Goal: Lines containing the word "Radial" are to be counted; state their number and nothing further.
# START OF Input data
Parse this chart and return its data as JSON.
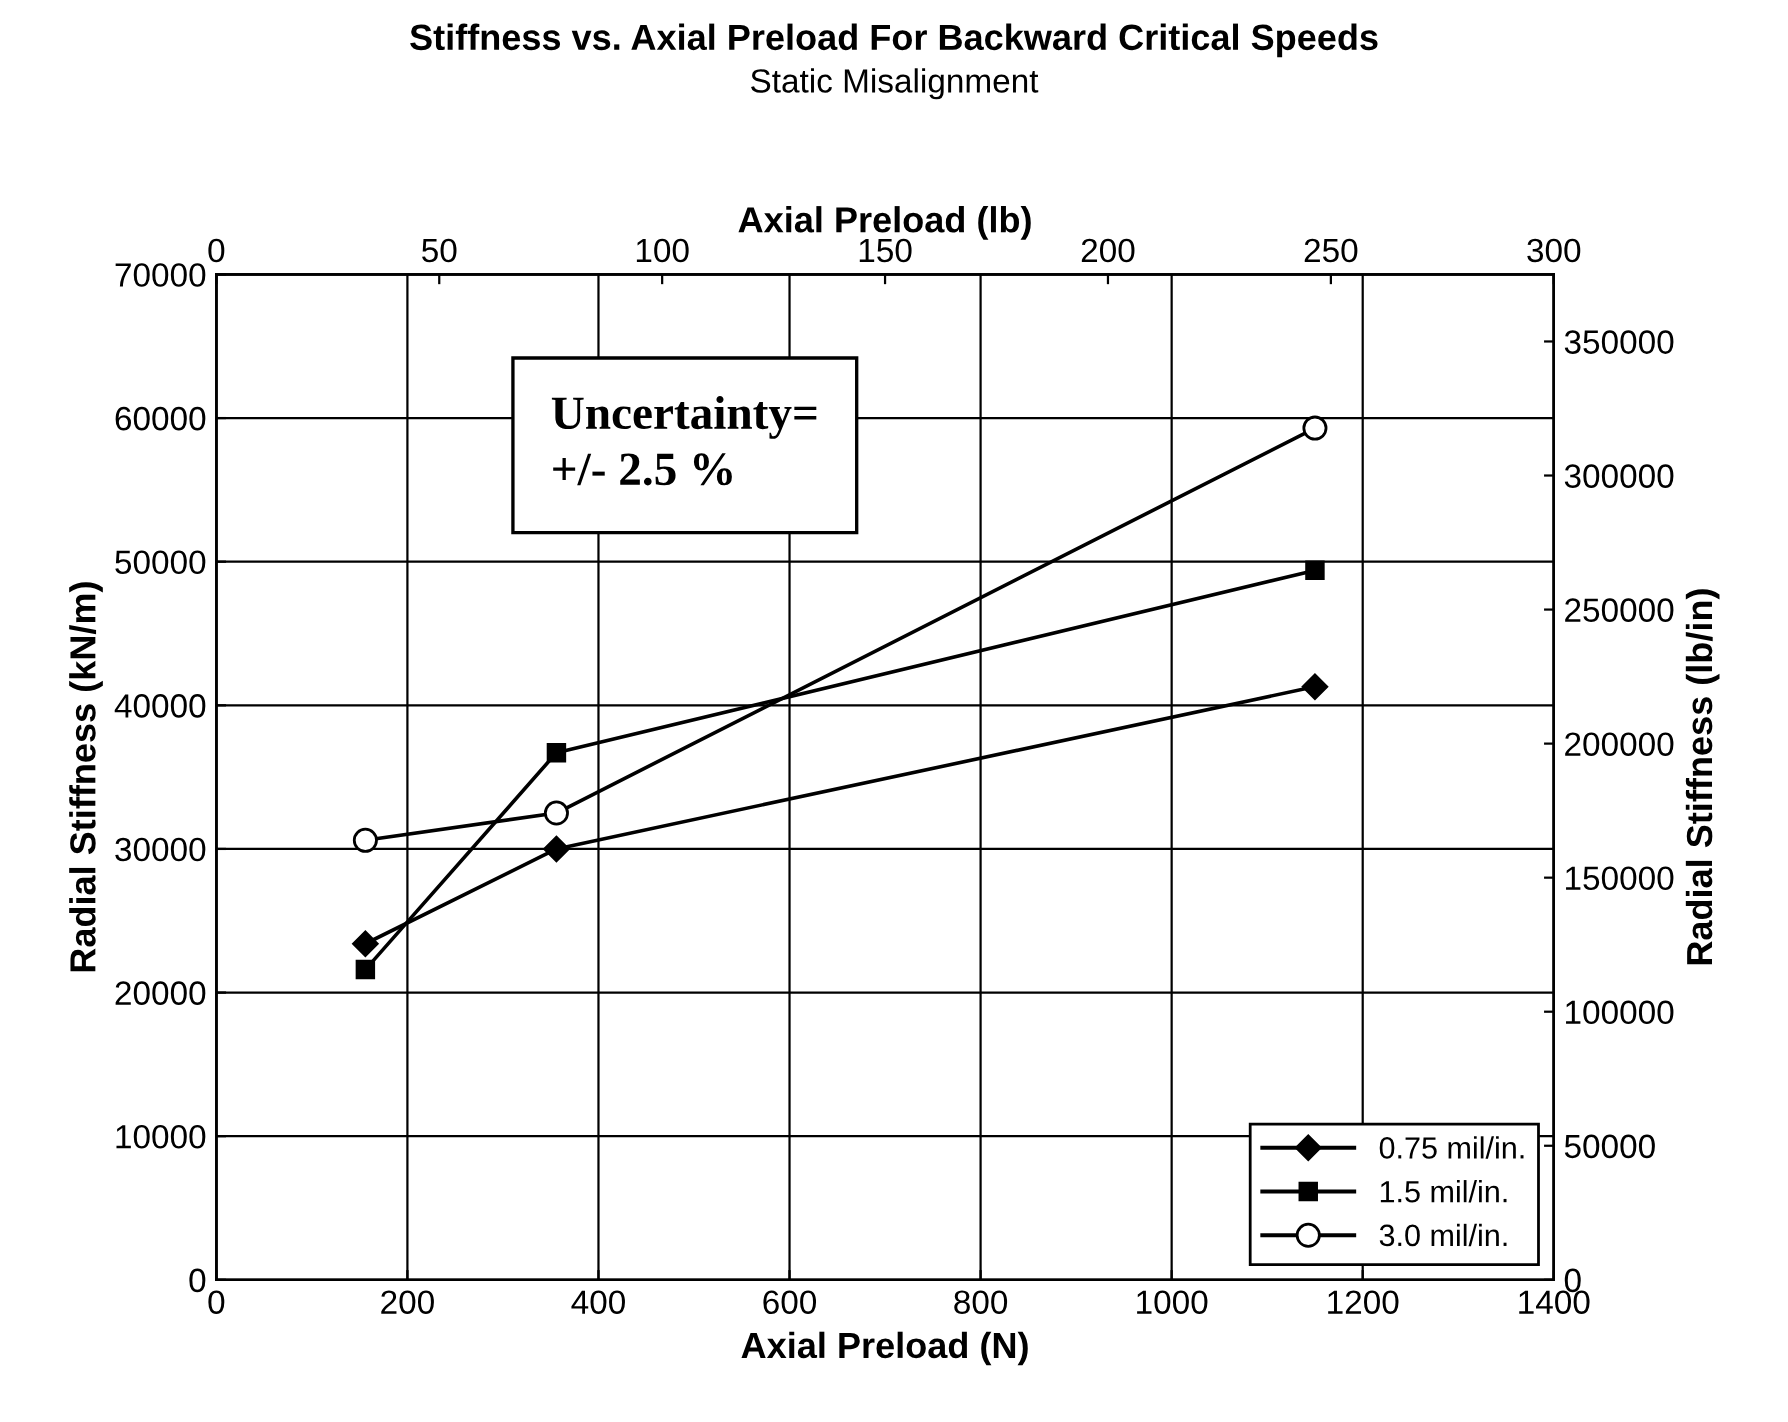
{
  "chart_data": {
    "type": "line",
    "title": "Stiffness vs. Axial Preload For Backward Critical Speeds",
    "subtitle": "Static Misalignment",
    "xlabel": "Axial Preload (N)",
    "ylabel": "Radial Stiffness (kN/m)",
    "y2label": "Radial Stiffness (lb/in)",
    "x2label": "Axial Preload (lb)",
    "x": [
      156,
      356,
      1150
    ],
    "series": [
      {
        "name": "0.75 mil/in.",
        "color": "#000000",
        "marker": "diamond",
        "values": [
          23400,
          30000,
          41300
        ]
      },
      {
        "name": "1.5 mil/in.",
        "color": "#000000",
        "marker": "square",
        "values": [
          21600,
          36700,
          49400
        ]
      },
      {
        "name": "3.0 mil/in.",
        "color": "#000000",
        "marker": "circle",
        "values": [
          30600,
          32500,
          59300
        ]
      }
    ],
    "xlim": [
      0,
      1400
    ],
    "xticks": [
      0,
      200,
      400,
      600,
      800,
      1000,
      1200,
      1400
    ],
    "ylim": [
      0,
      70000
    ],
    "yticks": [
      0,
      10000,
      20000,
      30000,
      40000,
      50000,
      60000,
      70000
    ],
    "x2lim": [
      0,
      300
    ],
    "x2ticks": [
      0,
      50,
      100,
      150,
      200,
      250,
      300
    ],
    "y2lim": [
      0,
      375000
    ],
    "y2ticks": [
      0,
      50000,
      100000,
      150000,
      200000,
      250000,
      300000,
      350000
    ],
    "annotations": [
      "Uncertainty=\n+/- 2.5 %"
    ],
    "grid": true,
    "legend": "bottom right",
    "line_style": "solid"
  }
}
# END OF Input data
Answer for the task: 2